| YOUR OBJECTIVE |
Retype all of the data exactly as given.

# Start of SUPPLIED MATERIAL

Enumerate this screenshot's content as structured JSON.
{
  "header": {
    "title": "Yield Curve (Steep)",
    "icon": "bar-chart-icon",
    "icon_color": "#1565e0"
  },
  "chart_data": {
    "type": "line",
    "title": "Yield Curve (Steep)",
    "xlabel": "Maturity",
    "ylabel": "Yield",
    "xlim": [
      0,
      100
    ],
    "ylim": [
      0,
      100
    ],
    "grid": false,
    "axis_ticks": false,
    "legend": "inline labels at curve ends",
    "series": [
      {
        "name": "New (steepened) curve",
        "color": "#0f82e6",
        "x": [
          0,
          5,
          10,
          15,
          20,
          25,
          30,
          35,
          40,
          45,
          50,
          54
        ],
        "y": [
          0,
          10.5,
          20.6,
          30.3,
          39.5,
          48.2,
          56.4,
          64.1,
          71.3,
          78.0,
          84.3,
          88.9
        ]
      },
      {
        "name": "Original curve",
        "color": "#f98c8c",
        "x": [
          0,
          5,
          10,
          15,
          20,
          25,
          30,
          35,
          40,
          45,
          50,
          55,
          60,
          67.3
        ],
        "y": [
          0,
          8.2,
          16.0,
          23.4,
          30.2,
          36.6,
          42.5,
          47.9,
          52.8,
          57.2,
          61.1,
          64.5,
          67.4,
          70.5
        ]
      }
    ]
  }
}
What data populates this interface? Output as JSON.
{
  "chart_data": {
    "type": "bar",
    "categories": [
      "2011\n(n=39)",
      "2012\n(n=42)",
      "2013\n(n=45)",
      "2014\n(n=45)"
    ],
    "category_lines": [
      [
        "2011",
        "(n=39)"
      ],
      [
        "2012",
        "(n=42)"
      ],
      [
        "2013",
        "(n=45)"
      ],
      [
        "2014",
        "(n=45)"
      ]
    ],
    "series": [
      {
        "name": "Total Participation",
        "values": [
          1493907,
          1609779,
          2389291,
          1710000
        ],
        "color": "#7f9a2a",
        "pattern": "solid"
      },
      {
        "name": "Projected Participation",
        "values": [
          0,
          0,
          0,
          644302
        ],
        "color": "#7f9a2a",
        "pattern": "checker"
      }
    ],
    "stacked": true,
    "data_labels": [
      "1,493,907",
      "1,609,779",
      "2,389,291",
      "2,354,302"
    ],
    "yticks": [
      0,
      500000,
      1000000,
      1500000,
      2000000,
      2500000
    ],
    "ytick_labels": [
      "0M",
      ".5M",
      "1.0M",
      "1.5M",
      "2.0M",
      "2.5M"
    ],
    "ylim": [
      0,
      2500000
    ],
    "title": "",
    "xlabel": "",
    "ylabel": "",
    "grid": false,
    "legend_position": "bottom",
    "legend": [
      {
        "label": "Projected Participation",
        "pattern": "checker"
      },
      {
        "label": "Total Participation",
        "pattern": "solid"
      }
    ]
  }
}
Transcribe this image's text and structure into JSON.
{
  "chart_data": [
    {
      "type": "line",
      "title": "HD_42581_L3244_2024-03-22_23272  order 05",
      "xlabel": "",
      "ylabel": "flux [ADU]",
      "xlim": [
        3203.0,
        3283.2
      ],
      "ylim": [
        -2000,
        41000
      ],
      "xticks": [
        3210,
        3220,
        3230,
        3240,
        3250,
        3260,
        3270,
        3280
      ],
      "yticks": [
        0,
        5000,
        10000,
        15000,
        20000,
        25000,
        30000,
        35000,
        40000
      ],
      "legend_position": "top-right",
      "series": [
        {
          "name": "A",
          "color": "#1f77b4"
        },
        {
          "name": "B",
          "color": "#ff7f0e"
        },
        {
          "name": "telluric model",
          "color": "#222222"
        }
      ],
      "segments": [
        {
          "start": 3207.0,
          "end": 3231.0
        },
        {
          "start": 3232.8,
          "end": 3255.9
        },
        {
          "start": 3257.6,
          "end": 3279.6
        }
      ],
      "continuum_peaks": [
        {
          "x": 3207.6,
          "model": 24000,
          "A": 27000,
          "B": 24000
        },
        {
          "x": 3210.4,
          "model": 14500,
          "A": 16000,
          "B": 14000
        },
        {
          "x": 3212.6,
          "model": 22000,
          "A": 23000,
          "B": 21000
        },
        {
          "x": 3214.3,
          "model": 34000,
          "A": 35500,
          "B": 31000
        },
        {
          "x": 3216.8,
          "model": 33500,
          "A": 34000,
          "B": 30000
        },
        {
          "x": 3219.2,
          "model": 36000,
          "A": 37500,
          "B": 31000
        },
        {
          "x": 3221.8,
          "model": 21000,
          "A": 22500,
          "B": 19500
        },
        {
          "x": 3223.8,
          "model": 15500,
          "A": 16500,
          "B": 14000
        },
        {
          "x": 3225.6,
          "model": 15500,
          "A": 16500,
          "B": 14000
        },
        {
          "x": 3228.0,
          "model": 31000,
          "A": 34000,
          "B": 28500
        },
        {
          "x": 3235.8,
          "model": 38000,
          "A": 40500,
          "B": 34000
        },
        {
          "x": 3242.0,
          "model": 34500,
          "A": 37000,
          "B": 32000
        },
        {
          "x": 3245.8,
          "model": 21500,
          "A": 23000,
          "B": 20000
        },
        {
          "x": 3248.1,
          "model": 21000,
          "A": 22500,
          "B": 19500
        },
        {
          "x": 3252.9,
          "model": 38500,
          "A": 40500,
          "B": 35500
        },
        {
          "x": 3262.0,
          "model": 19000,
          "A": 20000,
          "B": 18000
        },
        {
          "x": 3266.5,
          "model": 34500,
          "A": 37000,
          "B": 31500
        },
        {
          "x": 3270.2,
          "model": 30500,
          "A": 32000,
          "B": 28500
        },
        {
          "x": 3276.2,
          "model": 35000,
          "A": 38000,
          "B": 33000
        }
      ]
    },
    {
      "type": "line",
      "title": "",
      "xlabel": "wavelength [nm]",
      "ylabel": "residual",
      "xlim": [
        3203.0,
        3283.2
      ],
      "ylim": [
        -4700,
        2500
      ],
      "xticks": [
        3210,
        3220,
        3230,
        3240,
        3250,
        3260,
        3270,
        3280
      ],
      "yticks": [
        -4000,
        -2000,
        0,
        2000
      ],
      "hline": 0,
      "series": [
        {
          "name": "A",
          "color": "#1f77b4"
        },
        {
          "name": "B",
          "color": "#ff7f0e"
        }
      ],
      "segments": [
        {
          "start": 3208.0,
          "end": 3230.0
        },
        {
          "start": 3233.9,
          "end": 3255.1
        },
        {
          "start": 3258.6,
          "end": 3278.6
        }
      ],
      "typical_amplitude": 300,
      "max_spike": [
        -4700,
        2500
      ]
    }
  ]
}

# End of SUPPLIED MATERIAL

| COMPLETED TASK |
Enumerate this screenshot's content as structured JSON.
{
  "header": {
    "title": "Yield Curve (Steep)",
    "icon": "bar-chart-icon",
    "icon_color": "#1565e0"
  },
  "chart_data": {
    "type": "line",
    "title": "Yield Curve (Steep)",
    "xlabel": "Maturity",
    "ylabel": "Yield",
    "xlim": [
      0,
      100
    ],
    "ylim": [
      0,
      100
    ],
    "grid": false,
    "axis_ticks": false,
    "legend": "inline labels at curve ends",
    "series": [
      {
        "name": "New (steepened) curve",
        "color": "#0f82e6",
        "x": [
          0,
          5,
          10,
          15,
          20,
          25,
          30,
          35,
          40,
          45,
          50,
          54
        ],
        "y": [
          0,
          10.5,
          20.6,
          30.3,
          39.5,
          48.2,
          56.4,
          64.1,
          71.3,
          78.0,
          84.3,
          88.9
        ]
      },
      {
        "name": "Original curve",
        "color": "#f98c8c",
        "x": [
          0,
          5,
          10,
          15,
          20,
          25,
          30,
          35,
          40,
          45,
          50,
          55,
          60,
          67.3
        ],
        "y": [
          0,
          8.2,
          16.0,
          23.4,
          30.2,
          36.6,
          42.5,
          47.9,
          52.8,
          57.2,
          61.1,
          64.5,
          67.4,
          70.5
        ]
      }
    ]
  }
}
What data populates this interface? Output as JSON.
{
  "chart_data": {
    "type": "bar",
    "categories": [
      "2011\n(n=39)",
      "2012\n(n=42)",
      "2013\n(n=45)",
      "2014\n(n=45)"
    ],
    "category_lines": [
      [
        "2011",
        "(n=39)"
      ],
      [
        "2012",
        "(n=42)"
      ],
      [
        "2013",
        "(n=45)"
      ],
      [
        "2014",
        "(n=45)"
      ]
    ],
    "series": [
      {
        "name": "Total Participation",
        "values": [
          1493907,
          1609779,
          2389291,
          1710000
        ],
        "color": "#7f9a2a",
        "pattern": "solid"
      },
      {
        "name": "Projected Participation",
        "values": [
          0,
          0,
          0,
          644302
        ],
        "color": "#7f9a2a",
        "pattern": "checker"
      }
    ],
    "stacked": true,
    "data_labels": [
      "1,493,907",
      "1,609,779",
      "2,389,291",
      "2,354,302"
    ],
    "yticks": [
      0,
      500000,
      1000000,
      1500000,
      2000000,
      2500000
    ],
    "ytick_labels": [
      "0M",
      ".5M",
      "1.0M",
      "1.5M",
      "2.0M",
      "2.5M"
    ],
    "ylim": [
      0,
      2500000
    ],
    "title": "",
    "xlabel": "",
    "ylabel": "",
    "grid": false,
    "legend_position": "bottom",
    "legend": [
      {
        "label": "Projected Participation",
        "pattern": "checker"
      },
      {
        "label": "Total Participation",
        "pattern": "solid"
      }
    ]
  }
}
Transcribe this image's text and structure into JSON.
{
  "chart_data": [
    {
      "type": "line",
      "title": "HD_42581_L3244_2024-03-22_23272  order 05",
      "xlabel": "",
      "ylabel": "flux [ADU]",
      "xlim": [
        3203.0,
        3283.2
      ],
      "ylim": [
        -2000,
        41000
      ],
      "xticks": [
        3210,
        3220,
        3230,
        3240,
        3250,
        3260,
        3270,
        3280
      ],
      "yticks": [
        0,
        5000,
        10000,
        15000,
        20000,
        25000,
        30000,
        35000,
        40000
      ],
      "legend_position": "top-right",
      "series": [
        {
          "name": "A",
          "color": "#1f77b4"
        },
        {
          "name": "B",
          "color": "#ff7f0e"
        },
        {
          "name": "telluric model",
          "color": "#222222"
        }
      ],
      "segments": [
        {
          "start": 3207.0,
          "end": 3231.0
        },
        {
          "start": 3232.8,
          "end": 3255.9
        },
        {
          "start": 3257.6,
          "end": 3279.6
        }
      ],
      "continuum_peaks": [
        {
          "x": 3207.6,
          "model": 24000,
          "A": 27000,
          "B": 24000
        },
        {
          "x": 3210.4,
          "model": 14500,
          "A": 16000,
          "B": 14000
        },
        {
          "x": 3212.6,
          "model": 22000,
          "A": 23000,
          "B": 21000
        },
        {
          "x": 3214.3,
          "model": 34000,
          "A": 35500,
          "B": 31000
        },
        {
          "x": 3216.8,
          "model": 33500,
          "A": 34000,
          "B": 30000
        },
        {
          "x": 3219.2,
          "model": 36000,
          "A": 37500,
          "B": 31000
        },
        {
          "x": 3221.8,
          "model": 21000,
          "A": 22500,
          "B": 19500
        },
        {
          "x": 3223.8,
          "model": 15500,
          "A": 16500,
          "B": 14000
        },
        {
          "x": 3225.6,
          "model": 15500,
          "A": 16500,
          "B": 14000
        },
        {
          "x": 3228.0,
          "model": 31000,
          "A": 34000,
          "B": 28500
        },
        {
          "x": 3235.8,
          "model": 38000,
          "A": 40500,
          "B": 34000
        },
        {
          "x": 3242.0,
          "model": 34500,
          "A": 37000,
          "B": 32000
        },
        {
          "x": 3245.8,
          "model": 21500,
          "A": 23000,
          "B": 20000
        },
        {
          "x": 3248.1,
          "model": 21000,
          "A": 22500,
          "B": 19500
        },
        {
          "x": 3252.9,
          "model": 38500,
          "A": 40500,
          "B": 35500
        },
        {
          "x": 3262.0,
          "model": 19000,
          "A": 20000,
          "B": 18000
        },
        {
          "x": 3266.5,
          "model": 34500,
          "A": 37000,
          "B": 31500
        },
        {
          "x": 3270.2,
          "model": 30500,
          "A": 32000,
          "B": 28500
        },
        {
          "x": 3276.2,
          "model": 35000,
          "A": 38000,
          "B": 33000
        }
      ]
    },
    {
      "type": "line",
      "title": "",
      "xlabel": "wavelength [nm]",
      "ylabel": "residual",
      "xlim": [
        3203.0,
        3283.2
      ],
      "ylim": [
        -4700,
        2500
      ],
      "xticks": [
        3210,
        3220,
        3230,
        3240,
        3250,
        3260,
        3270,
        3280
      ],
      "yticks": [
        -4000,
        -2000,
        0,
        2000
      ],
      "hline": 0,
      "series": [
        {
          "name": "A",
          "color": "#1f77b4"
        },
        {
          "name": "B",
          "color": "#ff7f0e"
        }
      ],
      "segments": [
        {
          "start": 3208.0,
          "end": 3230.0
        },
        {
          "start": 3233.9,
          "end": 3255.1
        },
        {
          "start": 3258.6,
          "end": 3278.6
        }
      ],
      "typical_amplitude": 300,
      "max_spike": [
        -4700,
        2500
      ]
    }
  ]
}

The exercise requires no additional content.